# [REQUIRED WORK]
Lines holding the string "partire" are the ones to copy from this listing.

— BEGIN DATA PROVIDED —

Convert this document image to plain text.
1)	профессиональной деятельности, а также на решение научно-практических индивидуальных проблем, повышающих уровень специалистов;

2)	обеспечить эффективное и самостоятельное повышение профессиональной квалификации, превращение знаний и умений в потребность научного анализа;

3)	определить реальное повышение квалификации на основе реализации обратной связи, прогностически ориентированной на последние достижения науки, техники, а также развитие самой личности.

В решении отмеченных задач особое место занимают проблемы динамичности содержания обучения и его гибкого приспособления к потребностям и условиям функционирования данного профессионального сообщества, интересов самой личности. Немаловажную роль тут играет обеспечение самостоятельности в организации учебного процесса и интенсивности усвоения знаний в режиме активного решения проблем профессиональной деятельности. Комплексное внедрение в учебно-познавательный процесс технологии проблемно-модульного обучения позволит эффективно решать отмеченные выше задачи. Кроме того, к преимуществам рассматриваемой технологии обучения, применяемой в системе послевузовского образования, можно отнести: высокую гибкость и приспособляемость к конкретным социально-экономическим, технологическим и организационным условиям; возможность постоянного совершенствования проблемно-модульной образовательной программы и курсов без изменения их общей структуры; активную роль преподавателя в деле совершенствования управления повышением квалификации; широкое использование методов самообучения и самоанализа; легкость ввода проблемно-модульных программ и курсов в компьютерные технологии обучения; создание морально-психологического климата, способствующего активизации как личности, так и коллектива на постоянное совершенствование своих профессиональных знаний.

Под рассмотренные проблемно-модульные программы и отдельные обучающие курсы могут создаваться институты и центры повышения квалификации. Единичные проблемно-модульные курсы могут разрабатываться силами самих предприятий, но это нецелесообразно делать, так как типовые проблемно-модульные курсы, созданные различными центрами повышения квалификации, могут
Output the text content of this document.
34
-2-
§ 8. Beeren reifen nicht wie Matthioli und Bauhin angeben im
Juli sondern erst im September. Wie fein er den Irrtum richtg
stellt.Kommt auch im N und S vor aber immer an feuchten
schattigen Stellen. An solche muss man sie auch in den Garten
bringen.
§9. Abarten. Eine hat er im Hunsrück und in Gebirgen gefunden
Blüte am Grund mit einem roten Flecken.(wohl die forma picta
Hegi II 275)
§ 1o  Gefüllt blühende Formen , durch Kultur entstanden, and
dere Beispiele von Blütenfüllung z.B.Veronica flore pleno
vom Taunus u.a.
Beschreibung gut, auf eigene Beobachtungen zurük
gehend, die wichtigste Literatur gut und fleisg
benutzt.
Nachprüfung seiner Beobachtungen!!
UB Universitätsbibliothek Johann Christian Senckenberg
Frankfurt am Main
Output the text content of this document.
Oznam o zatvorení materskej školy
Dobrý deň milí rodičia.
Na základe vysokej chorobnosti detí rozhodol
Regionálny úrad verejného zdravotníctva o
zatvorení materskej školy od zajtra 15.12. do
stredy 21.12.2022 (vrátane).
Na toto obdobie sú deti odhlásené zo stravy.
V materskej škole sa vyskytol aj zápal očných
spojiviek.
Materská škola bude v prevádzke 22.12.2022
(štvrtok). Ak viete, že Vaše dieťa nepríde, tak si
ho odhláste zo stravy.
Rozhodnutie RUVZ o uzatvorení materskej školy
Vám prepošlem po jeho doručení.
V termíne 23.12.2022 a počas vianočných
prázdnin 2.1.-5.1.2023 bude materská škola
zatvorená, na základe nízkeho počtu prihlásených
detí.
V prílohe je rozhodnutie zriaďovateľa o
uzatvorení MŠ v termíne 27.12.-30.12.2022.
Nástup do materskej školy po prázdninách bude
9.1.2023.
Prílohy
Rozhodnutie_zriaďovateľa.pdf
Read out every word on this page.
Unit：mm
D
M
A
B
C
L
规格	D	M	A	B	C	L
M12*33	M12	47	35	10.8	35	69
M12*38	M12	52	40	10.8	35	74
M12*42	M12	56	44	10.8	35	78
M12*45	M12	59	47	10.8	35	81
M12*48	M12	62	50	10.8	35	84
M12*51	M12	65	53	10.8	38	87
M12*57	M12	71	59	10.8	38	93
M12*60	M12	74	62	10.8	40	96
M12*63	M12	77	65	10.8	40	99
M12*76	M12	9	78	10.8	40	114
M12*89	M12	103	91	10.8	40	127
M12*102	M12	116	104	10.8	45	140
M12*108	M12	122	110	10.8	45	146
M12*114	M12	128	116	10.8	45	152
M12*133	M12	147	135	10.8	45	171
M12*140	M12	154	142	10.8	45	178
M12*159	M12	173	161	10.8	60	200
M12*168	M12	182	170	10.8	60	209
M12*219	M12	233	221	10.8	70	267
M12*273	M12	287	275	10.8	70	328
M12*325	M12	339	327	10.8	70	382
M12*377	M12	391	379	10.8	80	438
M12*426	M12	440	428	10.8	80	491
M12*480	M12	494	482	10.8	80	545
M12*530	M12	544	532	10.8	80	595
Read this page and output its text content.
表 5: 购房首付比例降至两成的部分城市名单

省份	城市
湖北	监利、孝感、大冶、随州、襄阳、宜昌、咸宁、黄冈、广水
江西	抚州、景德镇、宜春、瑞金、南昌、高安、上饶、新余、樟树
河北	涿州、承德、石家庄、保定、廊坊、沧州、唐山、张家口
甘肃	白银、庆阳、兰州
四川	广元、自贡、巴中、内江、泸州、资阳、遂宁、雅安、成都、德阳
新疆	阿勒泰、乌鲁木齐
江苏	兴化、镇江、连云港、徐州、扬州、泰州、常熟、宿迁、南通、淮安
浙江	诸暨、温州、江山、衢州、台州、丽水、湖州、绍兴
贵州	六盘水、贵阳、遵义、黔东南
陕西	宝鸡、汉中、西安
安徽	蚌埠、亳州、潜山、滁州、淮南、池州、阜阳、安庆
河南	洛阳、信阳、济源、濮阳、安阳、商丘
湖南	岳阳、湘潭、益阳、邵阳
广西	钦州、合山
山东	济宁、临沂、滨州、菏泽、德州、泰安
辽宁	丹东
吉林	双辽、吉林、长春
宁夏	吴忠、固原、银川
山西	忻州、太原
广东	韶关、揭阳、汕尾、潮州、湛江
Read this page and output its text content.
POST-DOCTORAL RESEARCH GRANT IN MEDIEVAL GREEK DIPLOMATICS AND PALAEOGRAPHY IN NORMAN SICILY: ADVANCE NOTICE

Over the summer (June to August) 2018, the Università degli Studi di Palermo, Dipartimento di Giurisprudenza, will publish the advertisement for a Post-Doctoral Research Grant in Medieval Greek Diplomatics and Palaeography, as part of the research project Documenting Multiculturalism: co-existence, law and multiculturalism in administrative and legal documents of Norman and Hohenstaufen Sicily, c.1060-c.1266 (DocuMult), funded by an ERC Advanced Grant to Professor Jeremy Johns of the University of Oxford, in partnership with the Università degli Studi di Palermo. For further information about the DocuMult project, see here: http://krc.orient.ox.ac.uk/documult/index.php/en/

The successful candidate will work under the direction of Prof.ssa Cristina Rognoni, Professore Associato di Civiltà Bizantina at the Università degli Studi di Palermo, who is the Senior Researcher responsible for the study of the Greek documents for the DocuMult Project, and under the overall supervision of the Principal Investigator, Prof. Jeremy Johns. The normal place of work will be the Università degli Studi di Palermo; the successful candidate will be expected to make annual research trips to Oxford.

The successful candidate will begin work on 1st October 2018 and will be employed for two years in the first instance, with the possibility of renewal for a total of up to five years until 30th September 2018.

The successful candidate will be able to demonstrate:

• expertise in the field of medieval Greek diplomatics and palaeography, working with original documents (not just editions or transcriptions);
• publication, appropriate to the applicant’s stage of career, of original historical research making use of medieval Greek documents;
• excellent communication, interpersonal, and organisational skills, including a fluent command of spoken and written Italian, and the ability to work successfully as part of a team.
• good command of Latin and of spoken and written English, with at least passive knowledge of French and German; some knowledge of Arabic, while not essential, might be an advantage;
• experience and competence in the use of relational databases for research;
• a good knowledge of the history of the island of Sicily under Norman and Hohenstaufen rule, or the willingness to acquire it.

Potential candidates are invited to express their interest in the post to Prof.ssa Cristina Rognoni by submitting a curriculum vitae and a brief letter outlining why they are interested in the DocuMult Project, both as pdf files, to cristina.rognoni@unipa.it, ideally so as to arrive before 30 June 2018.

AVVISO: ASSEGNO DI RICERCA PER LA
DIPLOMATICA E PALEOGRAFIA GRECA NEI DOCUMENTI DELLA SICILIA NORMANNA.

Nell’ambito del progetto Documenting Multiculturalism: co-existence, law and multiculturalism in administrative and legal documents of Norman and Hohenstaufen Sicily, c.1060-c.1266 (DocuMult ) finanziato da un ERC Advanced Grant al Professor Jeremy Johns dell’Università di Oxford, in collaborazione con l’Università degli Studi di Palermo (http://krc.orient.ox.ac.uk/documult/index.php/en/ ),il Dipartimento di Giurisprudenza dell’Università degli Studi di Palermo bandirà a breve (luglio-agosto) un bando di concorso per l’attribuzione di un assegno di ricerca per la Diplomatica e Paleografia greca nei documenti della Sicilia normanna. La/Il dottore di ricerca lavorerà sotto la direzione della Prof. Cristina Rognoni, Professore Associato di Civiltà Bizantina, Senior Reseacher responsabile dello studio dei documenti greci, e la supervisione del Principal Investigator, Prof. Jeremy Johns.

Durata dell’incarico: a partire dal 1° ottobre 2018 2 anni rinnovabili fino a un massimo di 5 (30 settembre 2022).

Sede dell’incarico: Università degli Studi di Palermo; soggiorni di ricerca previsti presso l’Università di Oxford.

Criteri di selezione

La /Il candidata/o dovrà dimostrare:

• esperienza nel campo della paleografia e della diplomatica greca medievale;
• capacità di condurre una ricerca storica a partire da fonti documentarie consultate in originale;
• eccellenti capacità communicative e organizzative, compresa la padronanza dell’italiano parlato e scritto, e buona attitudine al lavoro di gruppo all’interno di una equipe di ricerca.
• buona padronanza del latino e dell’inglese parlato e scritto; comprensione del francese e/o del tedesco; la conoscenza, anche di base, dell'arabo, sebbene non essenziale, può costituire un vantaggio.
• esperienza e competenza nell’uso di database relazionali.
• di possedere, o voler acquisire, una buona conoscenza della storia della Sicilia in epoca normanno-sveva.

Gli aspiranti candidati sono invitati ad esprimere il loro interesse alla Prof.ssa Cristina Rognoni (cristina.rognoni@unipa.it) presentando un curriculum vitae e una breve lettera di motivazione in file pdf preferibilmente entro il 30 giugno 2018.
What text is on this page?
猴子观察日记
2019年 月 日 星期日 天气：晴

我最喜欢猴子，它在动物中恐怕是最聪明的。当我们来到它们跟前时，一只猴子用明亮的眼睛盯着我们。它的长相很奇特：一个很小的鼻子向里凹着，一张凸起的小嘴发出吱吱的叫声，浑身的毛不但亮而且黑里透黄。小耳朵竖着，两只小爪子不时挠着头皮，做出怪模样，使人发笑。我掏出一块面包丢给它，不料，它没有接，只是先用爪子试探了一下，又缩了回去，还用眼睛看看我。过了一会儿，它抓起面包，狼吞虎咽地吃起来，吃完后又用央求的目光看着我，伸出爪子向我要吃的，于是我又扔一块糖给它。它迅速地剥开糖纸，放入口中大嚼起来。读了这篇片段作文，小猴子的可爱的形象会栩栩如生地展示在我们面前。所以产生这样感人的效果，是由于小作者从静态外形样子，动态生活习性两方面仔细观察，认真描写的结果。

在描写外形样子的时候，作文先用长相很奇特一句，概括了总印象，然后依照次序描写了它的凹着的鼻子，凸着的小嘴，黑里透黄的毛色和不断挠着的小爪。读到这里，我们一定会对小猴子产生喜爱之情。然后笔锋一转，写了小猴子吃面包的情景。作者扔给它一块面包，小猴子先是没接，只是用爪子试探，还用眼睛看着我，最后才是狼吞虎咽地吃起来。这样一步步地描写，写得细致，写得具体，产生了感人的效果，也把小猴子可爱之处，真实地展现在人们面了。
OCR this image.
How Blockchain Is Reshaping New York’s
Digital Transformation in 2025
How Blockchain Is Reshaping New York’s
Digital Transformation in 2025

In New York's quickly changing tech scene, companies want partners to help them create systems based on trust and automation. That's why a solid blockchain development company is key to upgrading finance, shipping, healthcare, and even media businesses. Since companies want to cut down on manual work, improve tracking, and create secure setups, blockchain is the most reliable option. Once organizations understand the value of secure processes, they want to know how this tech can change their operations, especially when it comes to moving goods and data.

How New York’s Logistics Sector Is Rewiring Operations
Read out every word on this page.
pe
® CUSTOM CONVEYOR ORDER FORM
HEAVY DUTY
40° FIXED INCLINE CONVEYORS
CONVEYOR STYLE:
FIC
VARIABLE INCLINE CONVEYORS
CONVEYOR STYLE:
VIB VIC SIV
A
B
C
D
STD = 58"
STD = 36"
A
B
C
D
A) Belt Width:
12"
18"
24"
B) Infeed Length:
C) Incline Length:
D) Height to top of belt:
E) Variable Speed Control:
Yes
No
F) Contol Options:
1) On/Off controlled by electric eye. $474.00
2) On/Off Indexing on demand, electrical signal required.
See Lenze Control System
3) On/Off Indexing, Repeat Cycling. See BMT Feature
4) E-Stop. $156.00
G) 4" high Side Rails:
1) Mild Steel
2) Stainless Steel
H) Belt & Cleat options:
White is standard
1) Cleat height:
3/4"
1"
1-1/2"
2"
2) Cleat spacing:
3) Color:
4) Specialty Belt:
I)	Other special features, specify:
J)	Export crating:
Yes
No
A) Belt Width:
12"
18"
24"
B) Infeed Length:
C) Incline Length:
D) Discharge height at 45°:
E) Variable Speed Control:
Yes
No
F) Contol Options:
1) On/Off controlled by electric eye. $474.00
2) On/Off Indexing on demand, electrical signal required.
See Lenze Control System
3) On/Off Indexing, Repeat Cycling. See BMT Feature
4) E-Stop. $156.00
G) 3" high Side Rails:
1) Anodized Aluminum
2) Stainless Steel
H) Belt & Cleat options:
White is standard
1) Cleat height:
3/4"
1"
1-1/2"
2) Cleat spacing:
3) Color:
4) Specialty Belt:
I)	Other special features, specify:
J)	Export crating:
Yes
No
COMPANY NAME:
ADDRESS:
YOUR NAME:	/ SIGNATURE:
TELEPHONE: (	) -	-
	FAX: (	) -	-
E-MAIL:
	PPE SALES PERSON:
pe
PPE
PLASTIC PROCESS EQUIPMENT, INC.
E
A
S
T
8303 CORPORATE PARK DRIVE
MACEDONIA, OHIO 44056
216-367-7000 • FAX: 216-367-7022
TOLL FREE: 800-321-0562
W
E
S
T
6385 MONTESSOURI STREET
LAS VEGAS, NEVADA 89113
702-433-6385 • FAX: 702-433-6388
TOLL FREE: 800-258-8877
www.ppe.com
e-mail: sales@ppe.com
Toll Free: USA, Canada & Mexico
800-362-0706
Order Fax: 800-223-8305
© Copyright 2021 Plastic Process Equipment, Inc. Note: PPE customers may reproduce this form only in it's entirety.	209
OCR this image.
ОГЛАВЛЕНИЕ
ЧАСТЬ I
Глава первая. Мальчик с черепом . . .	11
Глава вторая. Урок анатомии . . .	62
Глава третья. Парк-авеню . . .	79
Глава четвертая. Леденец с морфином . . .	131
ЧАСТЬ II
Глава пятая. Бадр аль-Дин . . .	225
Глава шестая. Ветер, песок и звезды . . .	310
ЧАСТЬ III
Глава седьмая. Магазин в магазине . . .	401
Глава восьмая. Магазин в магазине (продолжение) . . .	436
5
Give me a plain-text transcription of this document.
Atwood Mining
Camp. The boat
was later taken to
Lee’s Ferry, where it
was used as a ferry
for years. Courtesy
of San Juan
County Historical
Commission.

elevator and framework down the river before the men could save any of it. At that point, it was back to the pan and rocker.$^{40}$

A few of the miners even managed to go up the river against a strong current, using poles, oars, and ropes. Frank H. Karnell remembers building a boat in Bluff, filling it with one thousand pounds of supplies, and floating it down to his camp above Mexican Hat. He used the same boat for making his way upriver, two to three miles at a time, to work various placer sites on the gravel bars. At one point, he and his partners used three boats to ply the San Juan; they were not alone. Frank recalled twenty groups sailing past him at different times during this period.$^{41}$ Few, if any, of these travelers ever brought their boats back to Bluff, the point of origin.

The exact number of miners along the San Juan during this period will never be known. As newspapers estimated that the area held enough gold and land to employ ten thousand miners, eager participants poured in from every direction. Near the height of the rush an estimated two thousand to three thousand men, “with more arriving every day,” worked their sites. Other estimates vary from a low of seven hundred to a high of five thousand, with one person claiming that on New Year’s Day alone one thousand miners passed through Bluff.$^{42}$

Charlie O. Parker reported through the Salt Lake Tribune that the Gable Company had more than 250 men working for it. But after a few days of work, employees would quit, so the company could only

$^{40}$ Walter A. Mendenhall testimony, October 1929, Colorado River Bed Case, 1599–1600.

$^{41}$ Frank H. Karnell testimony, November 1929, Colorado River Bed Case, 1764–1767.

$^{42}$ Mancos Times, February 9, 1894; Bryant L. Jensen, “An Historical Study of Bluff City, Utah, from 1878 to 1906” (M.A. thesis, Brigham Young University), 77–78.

— END DATA PROVIDED —

# [FINAL RESULT]
Durata dell’incarico: a partire dal 1° ottobre 2018 2 anni rinnovabili fino a un massimo di 5 (30 settembre 2022).
• capacità di condurre una ricerca storica a partire da fonti documentarie consultate in originale;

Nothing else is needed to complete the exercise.